>> begin Entries

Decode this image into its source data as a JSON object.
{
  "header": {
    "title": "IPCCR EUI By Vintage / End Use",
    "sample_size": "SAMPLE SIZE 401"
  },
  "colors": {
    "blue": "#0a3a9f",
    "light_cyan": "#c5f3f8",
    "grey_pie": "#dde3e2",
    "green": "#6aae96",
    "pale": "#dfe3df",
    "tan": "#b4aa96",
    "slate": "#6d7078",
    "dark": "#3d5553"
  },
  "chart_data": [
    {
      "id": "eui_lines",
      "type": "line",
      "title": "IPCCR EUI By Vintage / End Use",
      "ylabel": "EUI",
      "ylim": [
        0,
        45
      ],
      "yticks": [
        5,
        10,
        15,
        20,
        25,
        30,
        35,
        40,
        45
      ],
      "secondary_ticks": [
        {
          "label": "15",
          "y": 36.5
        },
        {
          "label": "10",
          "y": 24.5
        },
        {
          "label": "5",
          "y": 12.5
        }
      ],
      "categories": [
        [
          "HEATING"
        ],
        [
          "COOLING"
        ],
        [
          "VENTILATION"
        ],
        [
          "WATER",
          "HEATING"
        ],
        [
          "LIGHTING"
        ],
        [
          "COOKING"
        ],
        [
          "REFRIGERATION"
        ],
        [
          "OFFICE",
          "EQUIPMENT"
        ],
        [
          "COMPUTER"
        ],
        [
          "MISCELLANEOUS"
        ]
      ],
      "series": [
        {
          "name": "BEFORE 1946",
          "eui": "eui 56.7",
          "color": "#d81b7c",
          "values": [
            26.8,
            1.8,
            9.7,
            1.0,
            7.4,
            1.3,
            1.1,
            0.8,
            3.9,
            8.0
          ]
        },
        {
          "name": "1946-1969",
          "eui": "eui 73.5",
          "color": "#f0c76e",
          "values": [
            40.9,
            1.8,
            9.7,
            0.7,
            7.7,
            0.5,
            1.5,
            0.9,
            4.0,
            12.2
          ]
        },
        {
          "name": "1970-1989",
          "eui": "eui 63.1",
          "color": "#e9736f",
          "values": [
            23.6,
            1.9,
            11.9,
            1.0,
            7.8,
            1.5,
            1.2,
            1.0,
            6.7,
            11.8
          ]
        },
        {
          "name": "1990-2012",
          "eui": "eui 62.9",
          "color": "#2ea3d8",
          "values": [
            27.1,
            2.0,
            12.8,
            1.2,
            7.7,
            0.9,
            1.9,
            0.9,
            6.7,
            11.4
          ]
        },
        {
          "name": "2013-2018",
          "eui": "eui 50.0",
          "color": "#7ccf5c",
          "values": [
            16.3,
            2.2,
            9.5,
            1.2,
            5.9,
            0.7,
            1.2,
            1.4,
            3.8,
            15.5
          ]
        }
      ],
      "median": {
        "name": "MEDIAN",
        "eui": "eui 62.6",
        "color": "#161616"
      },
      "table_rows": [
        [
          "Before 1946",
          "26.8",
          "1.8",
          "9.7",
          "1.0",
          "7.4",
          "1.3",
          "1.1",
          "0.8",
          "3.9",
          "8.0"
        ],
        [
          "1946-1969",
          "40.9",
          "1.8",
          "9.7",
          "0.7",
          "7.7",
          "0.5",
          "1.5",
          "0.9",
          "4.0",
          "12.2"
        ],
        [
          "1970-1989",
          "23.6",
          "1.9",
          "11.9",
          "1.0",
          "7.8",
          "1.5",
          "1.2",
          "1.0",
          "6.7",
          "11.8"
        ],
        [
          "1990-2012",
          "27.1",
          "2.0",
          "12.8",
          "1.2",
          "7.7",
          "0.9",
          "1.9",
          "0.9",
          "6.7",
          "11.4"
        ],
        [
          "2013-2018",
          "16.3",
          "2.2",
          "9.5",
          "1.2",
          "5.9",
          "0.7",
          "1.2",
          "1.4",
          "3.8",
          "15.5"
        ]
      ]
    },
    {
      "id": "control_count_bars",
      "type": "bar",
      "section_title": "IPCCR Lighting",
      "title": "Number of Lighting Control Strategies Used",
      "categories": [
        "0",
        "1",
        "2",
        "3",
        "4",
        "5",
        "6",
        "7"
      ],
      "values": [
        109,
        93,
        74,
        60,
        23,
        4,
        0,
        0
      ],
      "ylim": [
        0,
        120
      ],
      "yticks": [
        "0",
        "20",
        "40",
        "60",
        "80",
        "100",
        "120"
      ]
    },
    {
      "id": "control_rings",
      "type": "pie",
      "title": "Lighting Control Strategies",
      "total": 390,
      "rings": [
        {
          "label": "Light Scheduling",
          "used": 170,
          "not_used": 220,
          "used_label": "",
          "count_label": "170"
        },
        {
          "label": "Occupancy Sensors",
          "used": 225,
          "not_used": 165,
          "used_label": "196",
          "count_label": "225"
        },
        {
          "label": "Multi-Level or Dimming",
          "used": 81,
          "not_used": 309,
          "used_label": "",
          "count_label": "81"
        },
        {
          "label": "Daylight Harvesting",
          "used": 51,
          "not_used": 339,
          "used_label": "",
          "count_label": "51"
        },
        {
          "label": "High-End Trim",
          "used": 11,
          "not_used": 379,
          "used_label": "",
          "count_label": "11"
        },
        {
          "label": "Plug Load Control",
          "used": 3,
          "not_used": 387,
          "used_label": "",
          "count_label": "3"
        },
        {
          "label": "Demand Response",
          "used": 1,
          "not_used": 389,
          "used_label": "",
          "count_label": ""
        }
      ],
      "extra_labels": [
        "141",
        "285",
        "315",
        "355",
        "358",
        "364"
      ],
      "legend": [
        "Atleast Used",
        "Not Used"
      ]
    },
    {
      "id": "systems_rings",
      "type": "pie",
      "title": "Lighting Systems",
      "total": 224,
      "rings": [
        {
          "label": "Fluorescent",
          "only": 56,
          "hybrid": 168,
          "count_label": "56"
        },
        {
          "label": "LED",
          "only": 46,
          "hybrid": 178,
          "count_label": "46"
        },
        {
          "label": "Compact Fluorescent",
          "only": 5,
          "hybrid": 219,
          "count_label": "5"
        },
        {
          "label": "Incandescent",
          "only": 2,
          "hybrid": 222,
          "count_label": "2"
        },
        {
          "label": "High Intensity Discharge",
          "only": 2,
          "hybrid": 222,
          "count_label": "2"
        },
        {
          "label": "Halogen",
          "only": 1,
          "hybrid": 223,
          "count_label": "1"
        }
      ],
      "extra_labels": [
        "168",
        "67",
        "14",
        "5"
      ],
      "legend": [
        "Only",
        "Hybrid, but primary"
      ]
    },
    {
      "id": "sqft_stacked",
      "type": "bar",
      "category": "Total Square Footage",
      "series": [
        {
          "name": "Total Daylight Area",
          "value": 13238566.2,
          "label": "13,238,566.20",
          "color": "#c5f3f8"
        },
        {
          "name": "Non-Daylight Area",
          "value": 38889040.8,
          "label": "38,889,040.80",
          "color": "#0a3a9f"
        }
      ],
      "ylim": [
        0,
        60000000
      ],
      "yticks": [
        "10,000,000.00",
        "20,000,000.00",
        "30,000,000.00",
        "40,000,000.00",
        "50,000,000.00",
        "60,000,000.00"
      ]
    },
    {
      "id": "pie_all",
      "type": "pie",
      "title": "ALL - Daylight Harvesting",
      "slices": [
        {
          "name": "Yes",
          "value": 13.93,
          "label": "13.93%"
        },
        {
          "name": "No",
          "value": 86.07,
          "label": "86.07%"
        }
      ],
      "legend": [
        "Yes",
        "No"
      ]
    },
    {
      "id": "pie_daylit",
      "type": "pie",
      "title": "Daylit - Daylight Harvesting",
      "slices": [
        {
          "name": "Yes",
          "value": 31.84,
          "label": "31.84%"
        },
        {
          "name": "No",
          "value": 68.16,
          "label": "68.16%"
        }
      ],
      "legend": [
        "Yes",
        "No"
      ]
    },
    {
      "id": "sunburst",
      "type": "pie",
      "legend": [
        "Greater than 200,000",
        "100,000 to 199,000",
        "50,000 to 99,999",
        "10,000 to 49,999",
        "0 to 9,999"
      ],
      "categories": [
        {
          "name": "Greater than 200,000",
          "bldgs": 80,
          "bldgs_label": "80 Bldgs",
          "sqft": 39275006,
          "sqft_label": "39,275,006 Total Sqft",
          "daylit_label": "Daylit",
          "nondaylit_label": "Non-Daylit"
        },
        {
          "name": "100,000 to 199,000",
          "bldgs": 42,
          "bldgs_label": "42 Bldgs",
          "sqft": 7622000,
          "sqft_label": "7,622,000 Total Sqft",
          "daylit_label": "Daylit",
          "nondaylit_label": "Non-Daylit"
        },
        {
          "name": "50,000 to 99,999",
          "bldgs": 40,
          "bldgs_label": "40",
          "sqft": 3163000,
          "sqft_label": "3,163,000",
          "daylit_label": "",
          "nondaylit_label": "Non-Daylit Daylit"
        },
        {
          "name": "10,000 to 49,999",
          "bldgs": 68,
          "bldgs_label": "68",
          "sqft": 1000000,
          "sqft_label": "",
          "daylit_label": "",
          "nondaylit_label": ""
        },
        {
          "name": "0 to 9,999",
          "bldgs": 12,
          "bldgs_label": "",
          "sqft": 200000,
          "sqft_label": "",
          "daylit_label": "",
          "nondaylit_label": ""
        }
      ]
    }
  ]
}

>> end Entries

(Problem)
What is the number of lines in these records that contain "IPCCR"? Reply with the number only.

(Answer to this exercise)
3